REQUIRED WORK:
From the article below on Elyakim Rubinstein's temporary appointment, copy out verbatim the passage that begins at the words "The High Court’s" and stops after the words "2014. (Yonatan Sindel/Flash90)".

QUOTED TEXT:
-.-.-

Elyakim Rubinstein agrees to helm Senior Appointments Advisory Committee on ad-hoc basis, day after top court struck down selection of permanent appointee with elections nearing

Former vice president of the Supreme Court of Israel Elyakim Rubinstein attends a ceremony in Jerusalem on October 26, 2017. (Yonatan Sindel/Flash90)
Former vice president of the Supreme Court of Israel Elyakim Rubinstein attends a ceremony in Jerusalem on October 26, 2017. (Yonatan Sindel/Flash90)

Former Supreme Court justice Elyakim Rubinstein on Friday agreed to serve as temporary head of a vetting committee for high-level appointments, allowing the government to move forward with approving a new military chief after Israel’s top court blocked it from appointing a permanent chair of the panel.

Rubinstein, a longtime civil servant who has held several senior legal positions, said he informed Attorney General Gali Baharav-Miara of his decision and likened the temporary posting to performing reserve duty in the military.

The Prime Minister’s Office said ministers would convene to deliberate Rubinstein’s appointment, but did not specify when.

The announcement came a day after the High Court of Justice struck down the appointment of another former Supreme Court justice — Menachem “Meni” Mazuz — as the new permanent head of the Senior Appointments Advisory Committee, dealing a blow to the government’s efforts to approve Maj. Gen. Herzi Halevi as new IDF chief of staff.

Candidates for the military post, along with nominees to similar senior positions, must be vetted by the panel before the government can approve the appointment.

The High Court’s ruling noted the legal restrictions on an interim government to make permanent appointments of senior officials unless it is in extraordinary circumstances. The decision was handed down after Baharav-Miara rebuffed the court’s proposal to make Mazuz’s posting temporary, leading the justices to annul the appointment altogether.

Then-Supreme Court justice Menachem ‘Meni’ Mazuz at the President’s Residence in Jerusalem, November 10, 2014. (Yonatan Sindel/Flash90)

Mazuz said after the ruling that he would forgo serving on an ad-hoc basis, having rejected the possibility of agreeing to an interim appointment as panel head. He also said he disagreed with the court’s decision while stressing that he would respect it.

Defense Minister Benny Gantz, who tapped Halevi to serve as the next IDF chief, hailed Rubinstein for agreeing to temporarily lead the Senior Appointments Advisory Committee.

“This is a mission with security and national importance and I am sure that the honorable Judge Rubinstein will properly lead the process,” Gantz tweeted.

Maj. Gen. Herzi Halevi, the then-commander of the IDF Southern Command, speaks during a conference in Jerusalem on March 7, 2021. (Yonatan Sindel/Flash90)

Mazuz, who like Rubinstein is both a former justice and attorney general, was appointed chair of the committee for an eight-year period last month, a step that was bitterly opposed by right-wing parties in the opposition that objected to the veteran jurist on political grounds and decisions he made in relation to demonstrations against the 2005 disengagement from Gaza, when he served as attorney general.

Baharav-Miara approved Mazuz’s appointment despite the country being in an election period, due to what the government described as an urgent need to select a new army chief to attend to security challenges.

-.-.-

MATERIAL:

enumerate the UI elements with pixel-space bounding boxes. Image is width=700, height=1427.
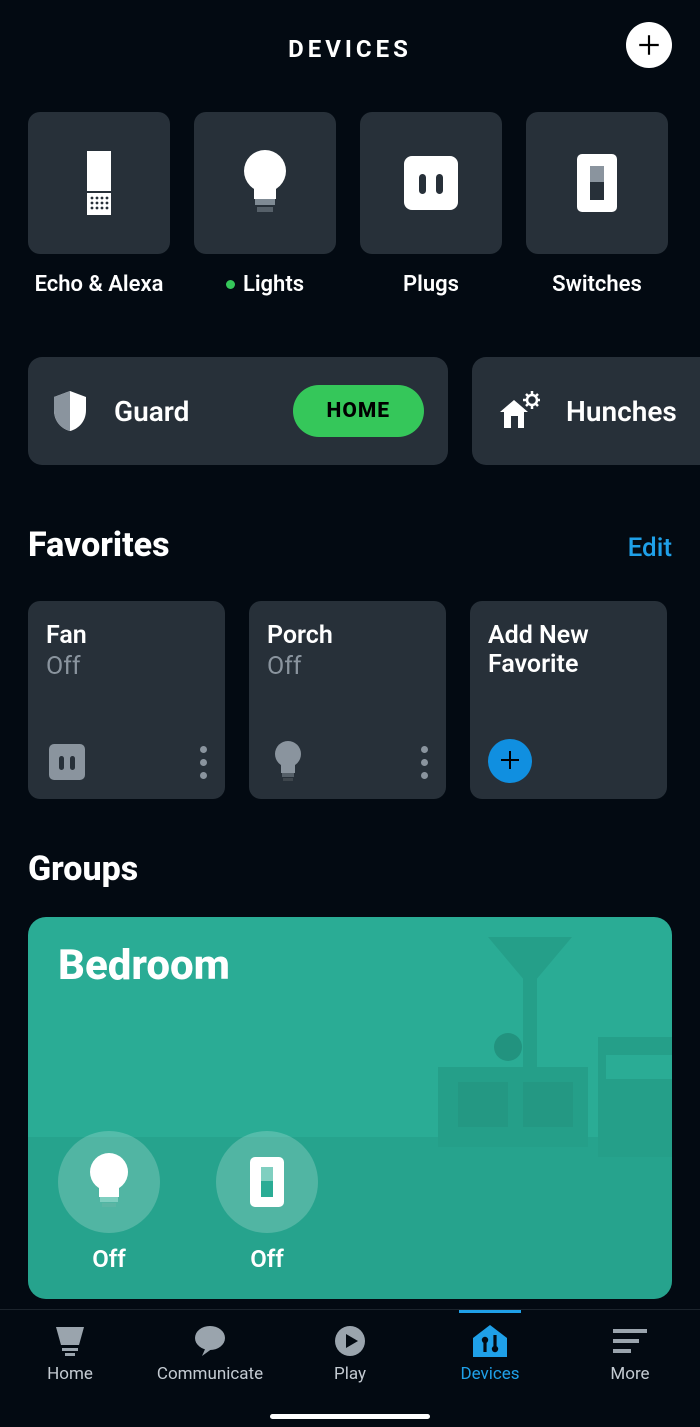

-.-.-

SOLUTION FOR THIS TASK:
The High Court’s ruling noted the legal restrictions on an interim government to make permanent appointments of senior officials unless it is in extraordinary circumstances. The decision was handed down after Baharav-Miara rebuffed the court’s proposal to make Mazuz’s posting temporary, leading the justices to annul the appointment altogether.

Then-Supreme Court justice Menachem ‘Meni’ Mazuz at the President’s Residence in Jerusalem, November 10, 2014. (Yonatan Sindel/Flash90)